- INPUT:
>> BEGIN

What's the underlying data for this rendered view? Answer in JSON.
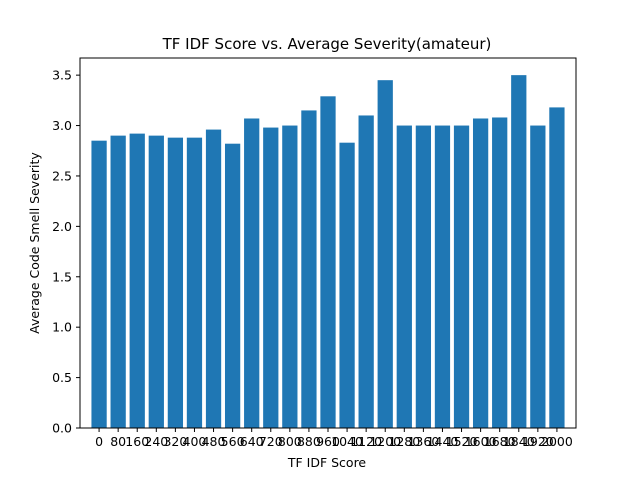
{
  "chart_data": {
    "type": "bar",
    "title": "TF IDF Score vs. Average Severity(amateur)",
    "xlabel": "TF IDF Score",
    "ylabel": "Average Code Smell Severity",
    "x": [
      0,
      80,
      160,
      240,
      320,
      400,
      480,
      560,
      640,
      720,
      800,
      880,
      960,
      1040,
      1120,
      1200,
      1280,
      1360,
      1440,
      1520,
      1600,
      1680,
      1840,
      1920,
      2000
    ],
    "x_tick_labels": [
      "0",
      "80",
      "160",
      "240",
      "320",
      "400",
      "480",
      "560",
      "640",
      "720",
      "800",
      "880",
      "960",
      "1040",
      "1120",
      "1200",
      "1280",
      "1360",
      "1440",
      "1520",
      "1600",
      "1680",
      "1840",
      "1920",
      "2000"
    ],
    "values": [
      2.85,
      2.9,
      2.92,
      2.9,
      2.88,
      2.88,
      2.96,
      2.82,
      3.07,
      2.98,
      3.0,
      3.15,
      3.29,
      2.83,
      3.1,
      3.45,
      3.0,
      3.0,
      3.0,
      3.0,
      3.07,
      3.08,
      3.5,
      3.0,
      3.18
    ],
    "ylim": [
      0,
      3.67
    ],
    "y_ticks": [
      "0.0",
      "0.5",
      "1.0",
      "1.5",
      "2.0",
      "2.5",
      "3.0",
      "3.5"
    ],
    "grid": false,
    "bar_color": "#1f77b4"
  }
}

>> END

- SHORT TASK: Retype the whole listing, keeping every line identical and omitting all pictures.

- FULL OUTPUT:
What's the underlying data for this rendered view? Answer in JSON.
{
  "chart_data": {
    "type": "bar",
    "title": "TF IDF Score vs. Average Severity(amateur)",
    "xlabel": "TF IDF Score",
    "ylabel": "Average Code Smell Severity",
    "x": [
      0,
      80,
      160,
      240,
      320,
      400,
      480,
      560,
      640,
      720,
      800,
      880,
      960,
      1040,
      1120,
      1200,
      1280,
      1360,
      1440,
      1520,
      1600,
      1680,
      1840,
      1920,
      2000
    ],
    "x_tick_labels": [
      "0",
      "80",
      "160",
      "240",
      "320",
      "400",
      "480",
      "560",
      "640",
      "720",
      "800",
      "880",
      "960",
      "1040",
      "1120",
      "1200",
      "1280",
      "1360",
      "1440",
      "1520",
      "1600",
      "1680",
      "1840",
      "1920",
      "2000"
    ],
    "values": [
      2.85,
      2.9,
      2.92,
      2.9,
      2.88,
      2.88,
      2.96,
      2.82,
      3.07,
      2.98,
      3.0,
      3.15,
      3.29,
      2.83,
      3.1,
      3.45,
      3.0,
      3.0,
      3.0,
      3.0,
      3.07,
      3.08,
      3.5,
      3.0,
      3.18
    ],
    "ylim": [
      0,
      3.67
    ],
    "y_ticks": [
      "0.0",
      "0.5",
      "1.0",
      "1.5",
      "2.0",
      "2.5",
      "3.0",
      "3.5"
    ],
    "grid": false,
    "bar_color": "#1f77b4"
  }
}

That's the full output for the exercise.